● **WHAT YOU ARE ASKED TO DO**
Retype all the entries word for word, but omit the pictures.

● **ENTRIES PROVIDED**
** START **

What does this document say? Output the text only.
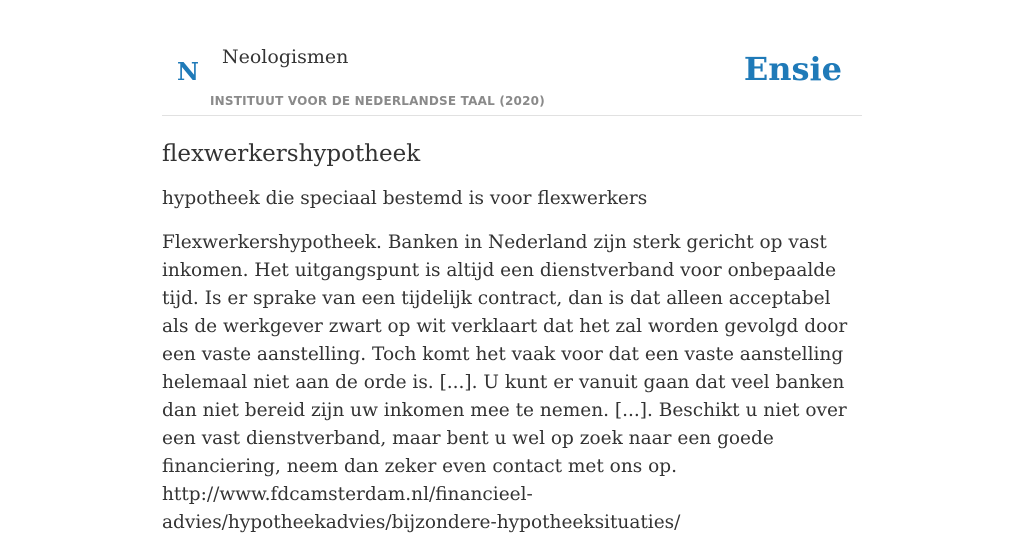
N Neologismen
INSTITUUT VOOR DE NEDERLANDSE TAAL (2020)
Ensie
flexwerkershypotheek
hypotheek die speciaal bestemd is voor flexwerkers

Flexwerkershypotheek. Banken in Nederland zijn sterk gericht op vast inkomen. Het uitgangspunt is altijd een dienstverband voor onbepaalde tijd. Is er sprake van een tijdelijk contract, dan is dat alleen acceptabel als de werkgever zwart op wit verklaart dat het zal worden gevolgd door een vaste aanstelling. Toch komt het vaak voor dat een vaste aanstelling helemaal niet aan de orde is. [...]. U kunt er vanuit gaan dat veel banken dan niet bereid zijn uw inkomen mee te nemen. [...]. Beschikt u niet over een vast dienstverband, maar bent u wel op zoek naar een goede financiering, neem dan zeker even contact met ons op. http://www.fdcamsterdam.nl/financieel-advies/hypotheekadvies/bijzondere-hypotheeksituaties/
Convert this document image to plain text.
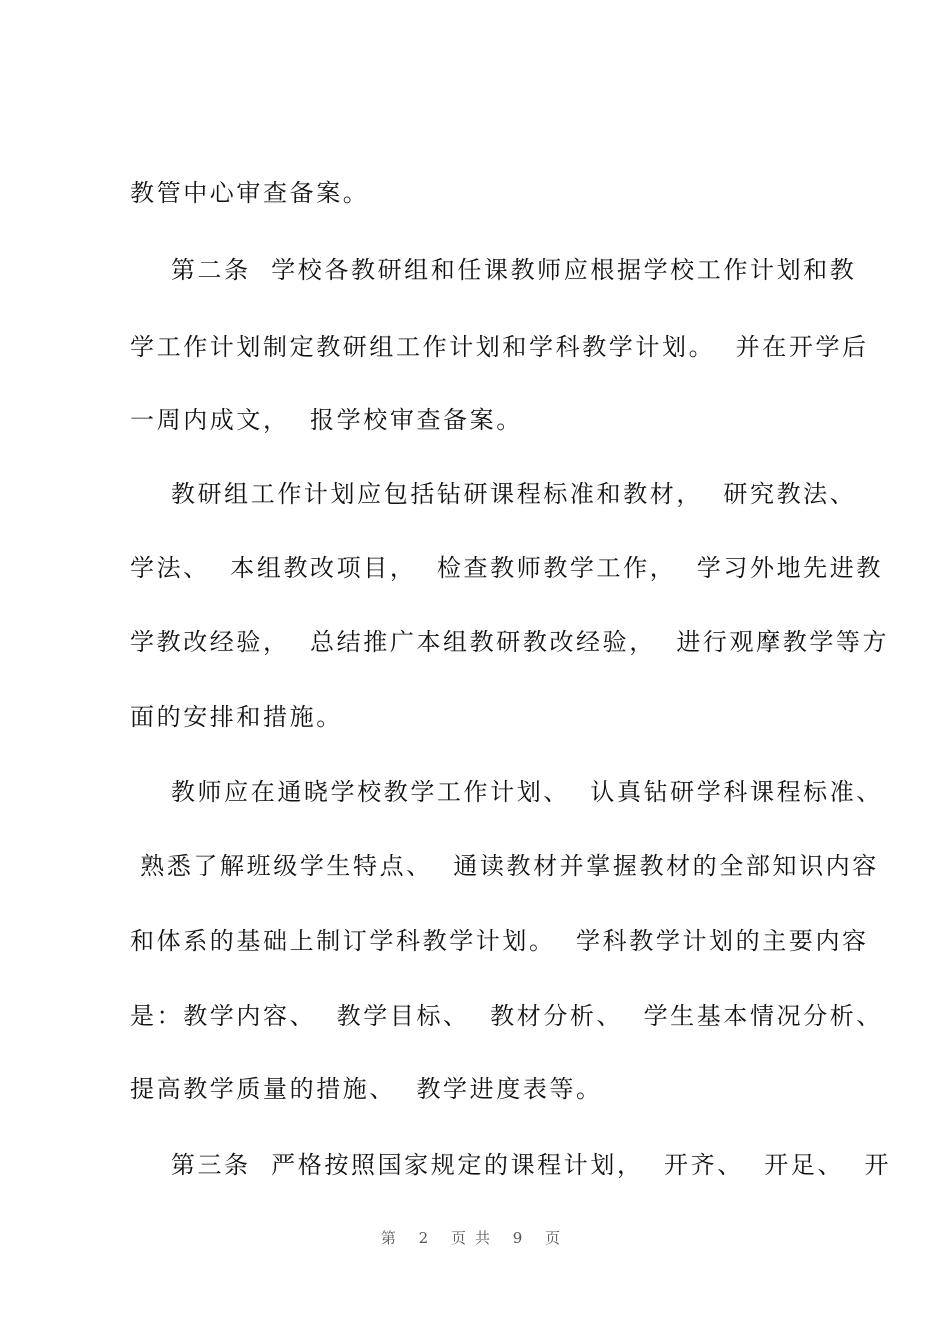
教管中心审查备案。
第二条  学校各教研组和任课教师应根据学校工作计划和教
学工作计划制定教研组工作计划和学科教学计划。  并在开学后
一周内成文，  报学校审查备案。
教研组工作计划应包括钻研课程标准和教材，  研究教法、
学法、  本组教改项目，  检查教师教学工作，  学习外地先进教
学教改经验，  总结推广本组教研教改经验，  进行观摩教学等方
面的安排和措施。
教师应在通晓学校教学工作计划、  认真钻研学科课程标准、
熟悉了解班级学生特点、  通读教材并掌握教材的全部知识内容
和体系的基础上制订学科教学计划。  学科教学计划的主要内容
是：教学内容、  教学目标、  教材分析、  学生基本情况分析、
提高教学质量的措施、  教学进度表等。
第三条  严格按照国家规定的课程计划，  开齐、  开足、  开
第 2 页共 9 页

** END **

● **RESPONSE TO THIS EXERCISE**
What does this document say? Output the text only.
N Neologismen
INSTITUUT VOOR DE NEDERLANDSE TAAL (2020)
Ensie
flexwerkershypotheek
hypotheek die speciaal bestemd is voor flexwerkers

Flexwerkershypotheek. Banken in Nederland zijn sterk gericht op vast inkomen. Het uitgangspunt is altijd een dienstverband voor onbepaalde tijd. Is er sprake van een tijdelijk contract, dan is dat alleen acceptabel als de werkgever zwart op wit verklaart dat het zal worden gevolgd door een vaste aanstelling. Toch komt het vaak voor dat een vaste aanstelling helemaal niet aan de orde is. [...]. U kunt er vanuit gaan dat veel banken dan niet bereid zijn uw inkomen mee te nemen. [...]. Beschikt u niet over een vast dienstverband, maar bent u wel op zoek naar een goede financiering, neem dan zeker even contact met ons op. http://www.fdcamsterdam.nl/financieel-advies/hypotheekadvies/bijzondere-hypotheeksituaties/
Convert this document image to plain text.
教管中心审查备案。
第二条  学校各教研组和任课教师应根据学校工作计划和教
学工作计划制定教研组工作计划和学科教学计划。  并在开学后
一周内成文，  报学校审查备案。
教研组工作计划应包括钻研课程标准和教材，  研究教法、
学法、  本组教改项目，  检查教师教学工作，  学习外地先进教
学教改经验，  总结推广本组教研教改经验，  进行观摩教学等方
面的安排和措施。
教师应在通晓学校教学工作计划、  认真钻研学科课程标准、
熟悉了解班级学生特点、  通读教材并掌握教材的全部知识内容
和体系的基础上制订学科教学计划。  学科教学计划的主要内容
是：教学内容、  教学目标、  教材分析、  学生基本情况分析、
提高教学质量的措施、  教学进度表等。
第三条  严格按照国家规定的课程计划，  开齐、  开足、  开
第 2 页共 9 页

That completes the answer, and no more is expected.